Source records
########
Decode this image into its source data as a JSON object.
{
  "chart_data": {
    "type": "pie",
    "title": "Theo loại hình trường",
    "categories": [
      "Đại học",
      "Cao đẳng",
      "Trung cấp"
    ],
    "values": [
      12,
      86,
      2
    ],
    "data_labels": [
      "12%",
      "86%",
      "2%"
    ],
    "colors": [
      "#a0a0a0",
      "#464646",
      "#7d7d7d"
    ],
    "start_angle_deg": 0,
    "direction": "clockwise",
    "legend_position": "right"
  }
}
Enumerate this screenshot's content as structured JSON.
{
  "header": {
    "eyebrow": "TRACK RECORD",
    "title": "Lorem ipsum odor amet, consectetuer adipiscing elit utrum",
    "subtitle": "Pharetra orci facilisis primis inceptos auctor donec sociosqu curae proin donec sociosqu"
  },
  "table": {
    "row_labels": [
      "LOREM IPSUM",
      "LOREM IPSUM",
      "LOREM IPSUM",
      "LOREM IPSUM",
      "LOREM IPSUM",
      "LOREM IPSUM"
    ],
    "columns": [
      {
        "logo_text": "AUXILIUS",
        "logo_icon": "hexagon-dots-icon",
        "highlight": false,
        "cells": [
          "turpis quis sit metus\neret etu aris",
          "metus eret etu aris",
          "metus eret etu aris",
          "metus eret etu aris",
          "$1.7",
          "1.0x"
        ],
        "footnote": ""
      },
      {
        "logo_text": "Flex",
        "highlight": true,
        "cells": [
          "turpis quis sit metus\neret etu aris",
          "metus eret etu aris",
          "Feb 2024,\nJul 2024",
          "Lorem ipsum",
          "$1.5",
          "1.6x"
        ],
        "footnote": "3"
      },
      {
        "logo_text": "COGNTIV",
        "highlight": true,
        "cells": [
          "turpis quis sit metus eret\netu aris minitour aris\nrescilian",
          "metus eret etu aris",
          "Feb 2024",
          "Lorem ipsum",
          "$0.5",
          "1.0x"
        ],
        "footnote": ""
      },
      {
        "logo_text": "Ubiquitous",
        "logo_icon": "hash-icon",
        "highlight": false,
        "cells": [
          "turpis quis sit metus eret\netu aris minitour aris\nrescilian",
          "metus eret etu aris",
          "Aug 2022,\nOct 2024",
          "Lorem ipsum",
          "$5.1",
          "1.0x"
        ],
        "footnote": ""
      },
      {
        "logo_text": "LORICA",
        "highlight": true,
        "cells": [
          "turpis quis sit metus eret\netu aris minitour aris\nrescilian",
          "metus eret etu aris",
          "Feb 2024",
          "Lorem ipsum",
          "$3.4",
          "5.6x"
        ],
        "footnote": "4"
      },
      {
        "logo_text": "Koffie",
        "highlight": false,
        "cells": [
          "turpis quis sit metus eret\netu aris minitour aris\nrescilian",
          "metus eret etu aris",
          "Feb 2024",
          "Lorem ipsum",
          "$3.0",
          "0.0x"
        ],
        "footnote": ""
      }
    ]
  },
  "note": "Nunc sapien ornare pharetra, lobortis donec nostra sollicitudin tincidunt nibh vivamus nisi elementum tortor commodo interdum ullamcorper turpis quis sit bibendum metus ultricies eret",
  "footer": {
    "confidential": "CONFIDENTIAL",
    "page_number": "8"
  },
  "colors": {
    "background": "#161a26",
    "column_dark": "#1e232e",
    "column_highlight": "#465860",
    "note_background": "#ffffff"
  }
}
########
Set task
Take every line from the data above that holds "JSON" and copy it out.

Finished task
Decode this image into its source data as a JSON object.
Enumerate this screenshot's content as structured JSON.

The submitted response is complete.